• WRITTEN INSTRUCTION:
Your task is to copy every line of the entries that contains "heart".

— Begin STORED DATA —

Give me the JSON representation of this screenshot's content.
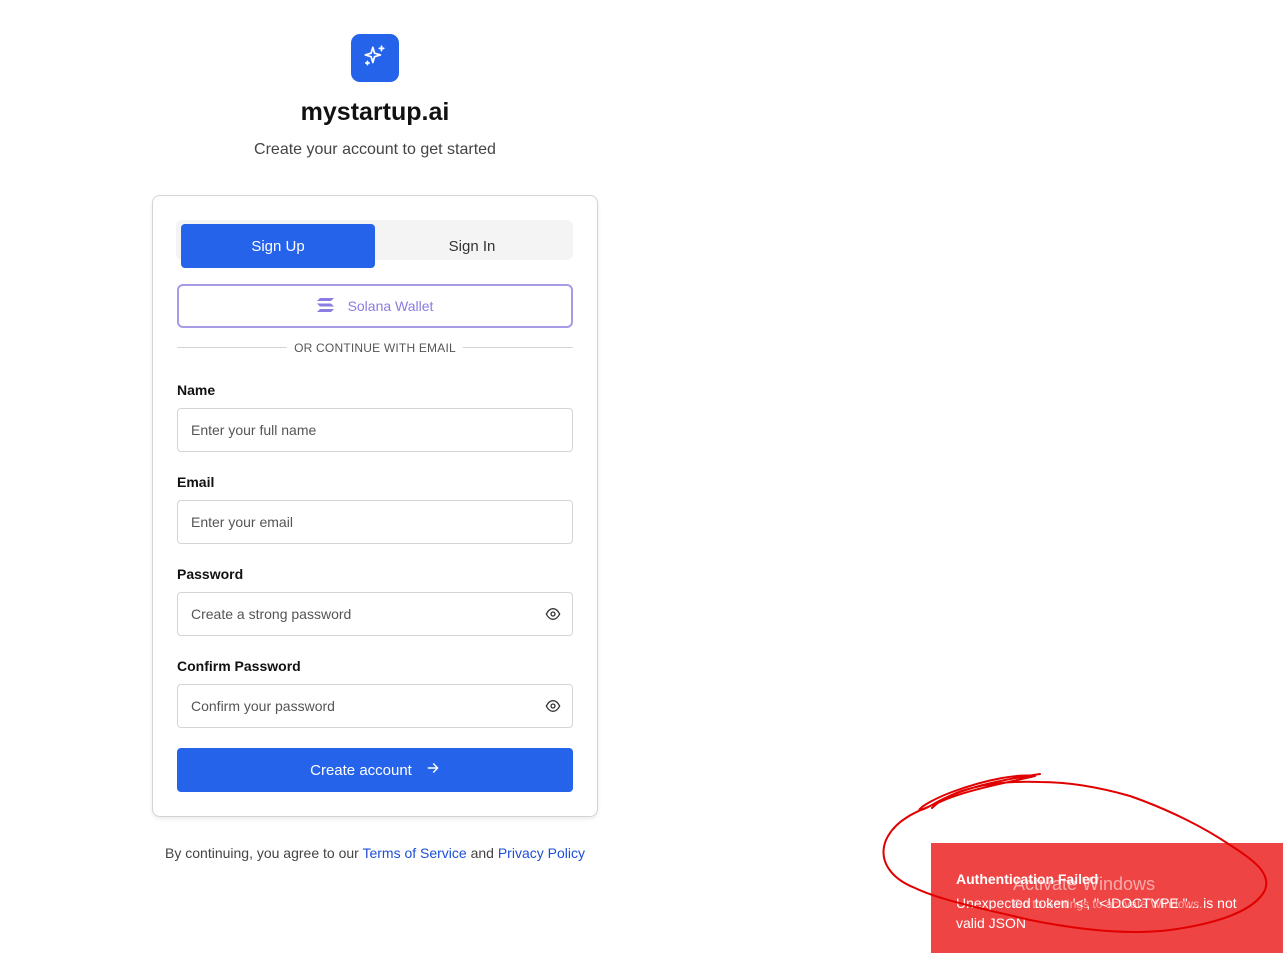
{
  "app": {
    "name": "mystartup.ai",
    "tagline": "Create your account to get started"
  },
  "auth_tabs": {
    "signup": "Sign Up",
    "signin": "Sign In",
    "active": "signup"
  },
  "wallet_button": {
    "label": "Solana Wallet",
    "icon": "solana-icon"
  },
  "divider": {
    "text": "OR CONTINUE WITH EMAIL"
  },
  "form": {
    "name": {
      "label": "Name",
      "placeholder": "Enter your full name",
      "value": ""
    },
    "email": {
      "label": "Email",
      "placeholder": "Enter your email",
      "value": ""
    },
    "password": {
      "label": "Password",
      "placeholder": "Create a strong password",
      "value": "",
      "icon": "eye-icon"
    },
    "confirm_password": {
      "label": "Confirm Password",
      "placeholder": "Confirm your password",
      "value": "",
      "icon": "eye-icon"
    },
    "submit": {
      "label": "Create account",
      "icon": "arrow-right-icon"
    }
  },
  "terms": {
    "prefix": "By continuing, you agree to our",
    "tos_link": "Terms of Service",
    "and": "and",
    "privacy_link": "Privacy Policy"
  },
  "toast": {
    "title": "Authentication Failed",
    "message": "Unexpected token '<', \"<!DOCTYPE \"... is not valid JSON"
  },
  "watermark": {
    "title": "Activate Windows",
    "subtitle": "Go to Settings to activate Windows."
  },
  "colors": {
    "primary": "#2563eb",
    "wallet_accent": "#8a7ce0",
    "toast_bg": "#ef4444",
    "annotation": "#e00000"
  }
}
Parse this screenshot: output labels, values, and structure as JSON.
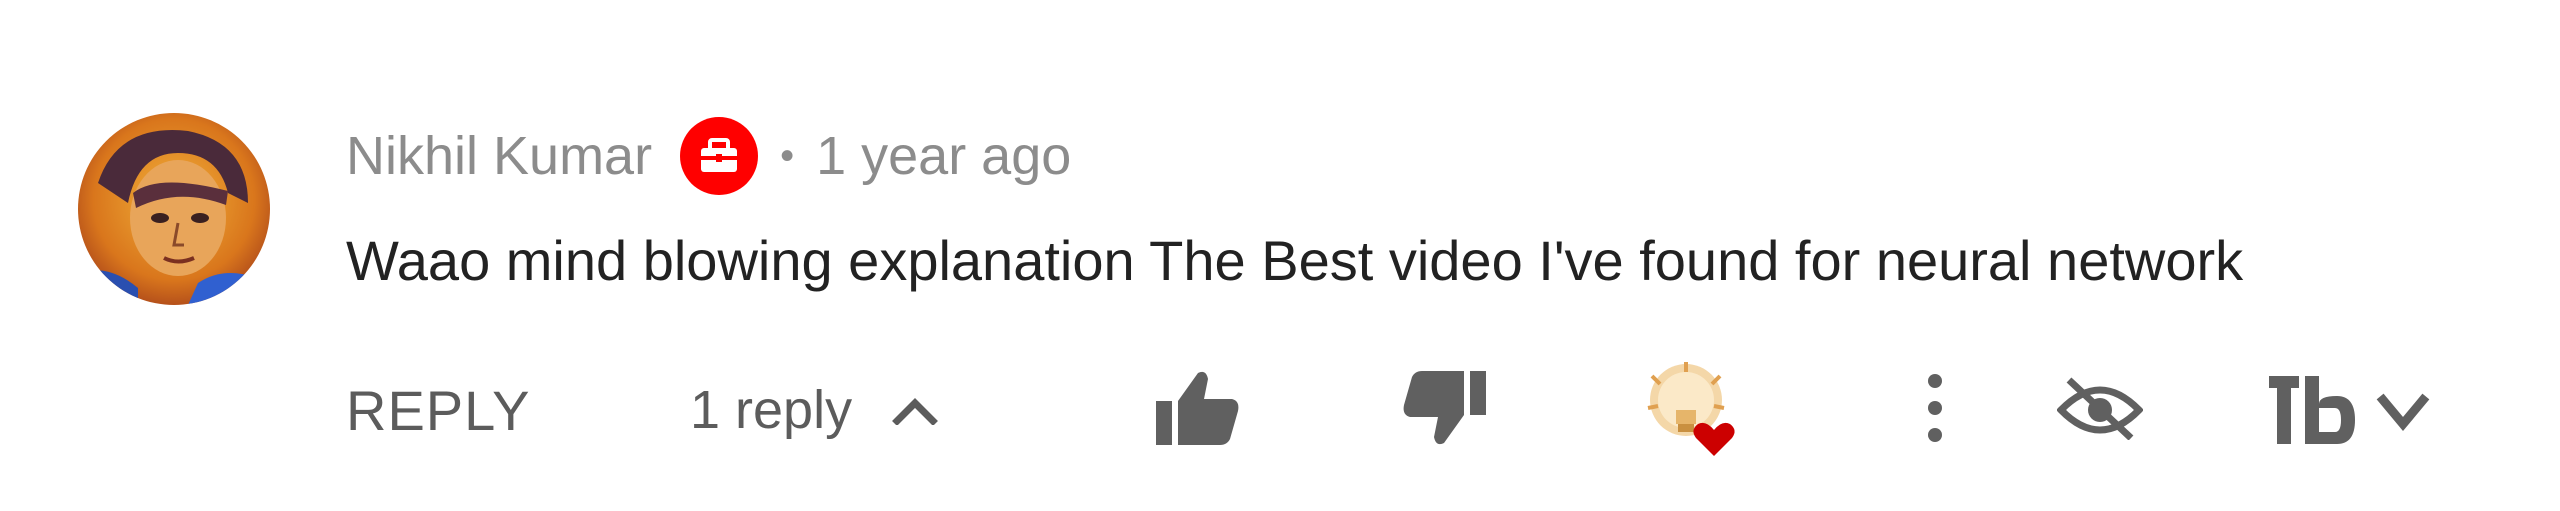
{
  "comment": {
    "author": "Nikhil Kumar",
    "separator": "•",
    "time": "1 year ago",
    "text": "Waao mind blowing explanation The Best video I've found for neural network"
  },
  "actions": {
    "reply_label": "REPLY",
    "replies_label": "1 reply"
  },
  "icons": {
    "sponsor_badge": "sponsor-badge-icon",
    "replies_toggle": "chevron-up-icon",
    "like": "thumbs-up-icon",
    "dislike": "thumbs-down-icon",
    "creator_heart": "creator-heart-icon",
    "more": "more-vert-icon",
    "hide": "eye-off-icon",
    "extension": "tb-extension-icon"
  },
  "colors": {
    "badge": "#ff0000",
    "heart": "#cc0000",
    "muted_text": "#8c8c8c",
    "body_text": "#222222",
    "icon": "#606060"
  }
}
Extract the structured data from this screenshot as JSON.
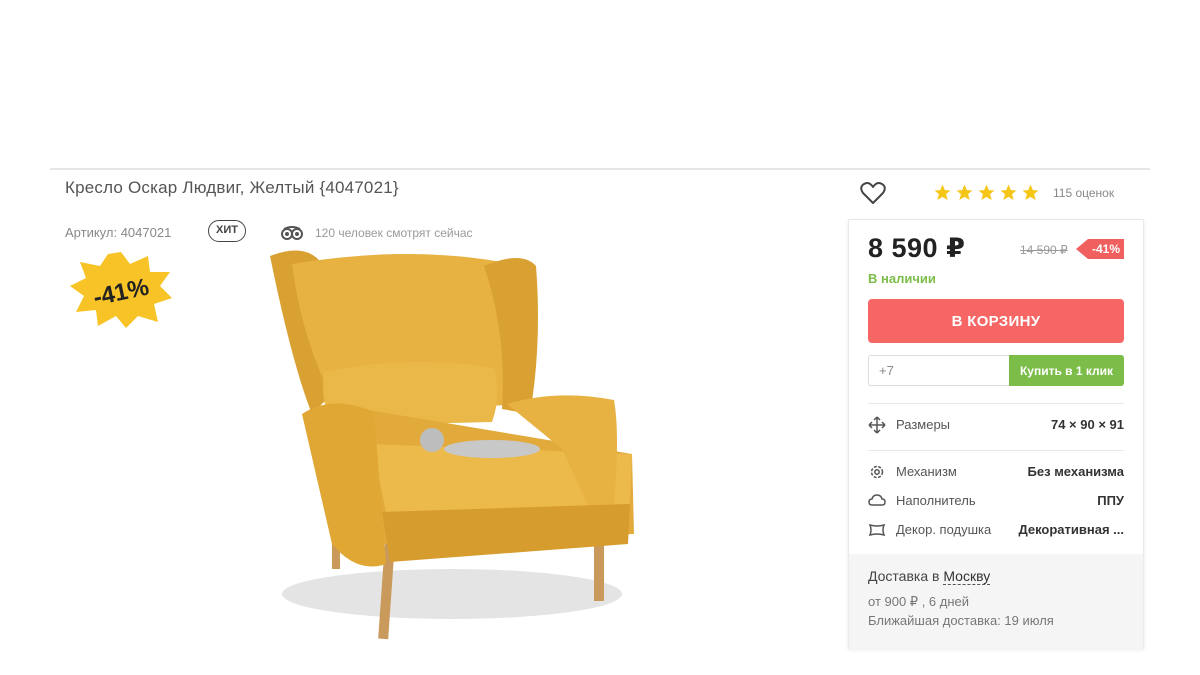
{
  "product": {
    "title": "Кресло Оскар Людвиг, Желтый {4047021}",
    "sku": "Артикул: 4047021",
    "hit_badge": "ХИТ",
    "viewers": "120 человек смотрят сейчас",
    "discount_burst": "-41%",
    "image_icon": "armchair-image"
  },
  "rating": {
    "stars": 5,
    "count_label": "115 оценок",
    "star_color": "#f5c518"
  },
  "purchase": {
    "price": "8 590 ₽",
    "old_price": "14 590 ₽",
    "discount_tag": "-41%",
    "stock": "В наличии",
    "cart_button": "В КОРЗИНУ",
    "phone_placeholder": "+7",
    "oneclick_button": "Купить в 1 клик"
  },
  "specs": [
    {
      "icon": "move-arrows-icon",
      "label": "Размеры",
      "value": "74 × 90 × 91"
    },
    {
      "icon": "gear-icon",
      "label": "Механизм",
      "value": "Без механизма"
    },
    {
      "icon": "cloud-icon",
      "label": "Наполнитель",
      "value": "ППУ"
    },
    {
      "icon": "pillow-icon",
      "label": "Декор. подушка",
      "value": "Декоративная ..."
    }
  ],
  "delivery": {
    "prefix": "Доставка в ",
    "city": "Москву",
    "cost": "от 900 ₽ , 6 дней",
    "nearest": "Ближайшая доставка: 19 июля"
  },
  "colors": {
    "accent_red": "#f56664",
    "accent_green": "#7cbd49",
    "burst_yellow": "#f7c326",
    "chair_yellow": "#e6ad3a"
  }
}
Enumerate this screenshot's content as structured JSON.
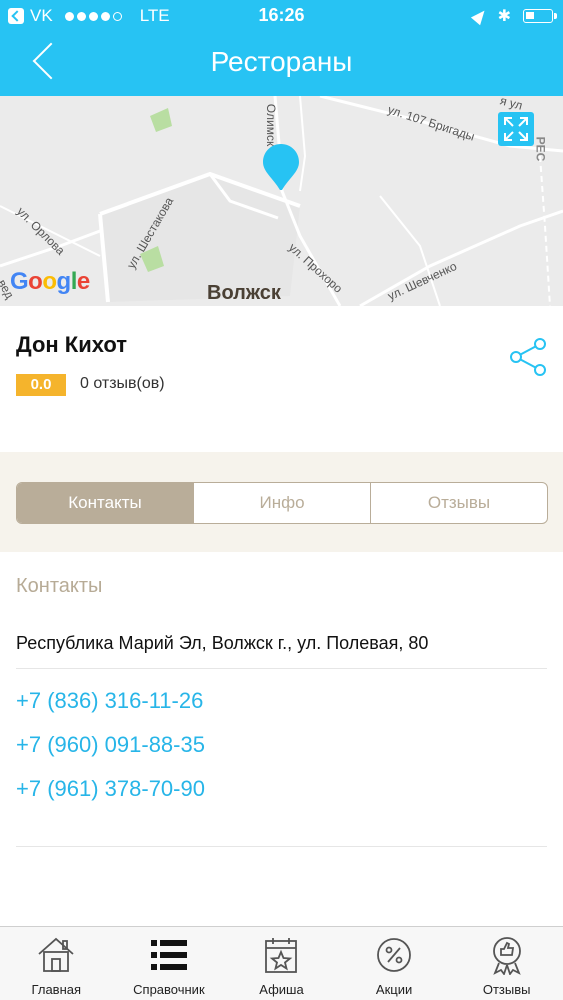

— End STORED DATA —

• FULL ANSWER:
    "creator_heart": "creator-heart-icon",
    "heart": "#cc0000",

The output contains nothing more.